> **Given instruction**
Write out every entry exactly as it appears.

> **Extracted data**
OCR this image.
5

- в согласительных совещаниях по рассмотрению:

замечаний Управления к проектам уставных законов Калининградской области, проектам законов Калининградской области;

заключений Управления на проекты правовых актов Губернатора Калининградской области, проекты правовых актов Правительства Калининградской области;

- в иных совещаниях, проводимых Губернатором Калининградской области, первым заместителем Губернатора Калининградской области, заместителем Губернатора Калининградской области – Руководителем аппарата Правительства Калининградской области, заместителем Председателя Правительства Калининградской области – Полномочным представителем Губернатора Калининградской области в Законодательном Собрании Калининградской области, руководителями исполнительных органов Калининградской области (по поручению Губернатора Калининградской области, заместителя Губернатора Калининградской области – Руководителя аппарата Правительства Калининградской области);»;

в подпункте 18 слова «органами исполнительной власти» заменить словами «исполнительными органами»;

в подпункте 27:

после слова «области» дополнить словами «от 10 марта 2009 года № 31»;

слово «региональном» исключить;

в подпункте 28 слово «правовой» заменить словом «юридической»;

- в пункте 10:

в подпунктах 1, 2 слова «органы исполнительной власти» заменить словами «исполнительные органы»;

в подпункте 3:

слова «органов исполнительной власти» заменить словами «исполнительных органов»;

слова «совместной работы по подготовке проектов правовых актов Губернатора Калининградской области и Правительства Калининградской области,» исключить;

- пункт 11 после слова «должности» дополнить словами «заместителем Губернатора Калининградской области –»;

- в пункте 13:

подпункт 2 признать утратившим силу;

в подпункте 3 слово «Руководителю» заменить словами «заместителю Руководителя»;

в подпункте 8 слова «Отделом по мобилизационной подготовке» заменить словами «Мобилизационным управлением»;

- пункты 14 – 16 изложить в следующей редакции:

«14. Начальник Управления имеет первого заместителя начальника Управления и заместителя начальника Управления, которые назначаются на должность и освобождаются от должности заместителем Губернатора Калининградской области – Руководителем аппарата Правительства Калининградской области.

> **Full solution**
OCR this image.
5

- в согласительных совещаниях по рассмотрению:

замечаний Управления к проектам уставных законов Калининградской области, проектам законов Калининградской области;

заключений Управления на проекты правовых актов Губернатора Калининградской области, проекты правовых актов Правительства Калининградской области;

- в иных совещаниях, проводимых Губернатором Калининградской области, первым заместителем Губернатора Калининградской области, заместителем Губернатора Калининградской области – Руководителем аппарата Правительства Калининградской области, заместителем Председателя Правительства Калининградской области – Полномочным представителем Губернатора Калининградской области в Законодательном Собрании Калининградской области, руководителями исполнительных органов Калининградской области (по поручению Губернатора Калининградской области, заместителя Губернатора Калининградской области – Руководителя аппарата Правительства Калининградской области);»;

в подпункте 18 слова «органами исполнительной власти» заменить словами «исполнительными органами»;

в подпункте 27:

после слова «области» дополнить словами «от 10 марта 2009 года № 31»;

слово «региональном» исключить;

в подпункте 28 слово «правовой» заменить словом «юридической»;

- в пункте 10:

в подпунктах 1, 2 слова «органы исполнительной власти» заменить словами «исполнительные органы»;

в подпункте 3:

слова «органов исполнительной власти» заменить словами «исполнительных органов»;

слова «совместной работы по подготовке проектов правовых актов Губернатора Калининградской области и Правительства Калининградской области,» исключить;

- пункт 11 после слова «должности» дополнить словами «заместителем Губернатора Калининградской области –»;

- в пункте 13:

подпункт 2 признать утратившим силу;

в подпункте 3 слово «Руководителю» заменить словами «заместителю Руководителя»;

в подпункте 8 слова «Отделом по мобилизационной подготовке» заменить словами «Мобилизационным управлением»;

- пункты 14 – 16 изложить в следующей редакции:

«14. Начальник Управления имеет первого заместителя начальника Управления и заместителя начальника Управления, которые назначаются на должность и освобождаются от должности заместителем Губернатора Калининградской области – Руководителем аппарата Правительства Калининградской области.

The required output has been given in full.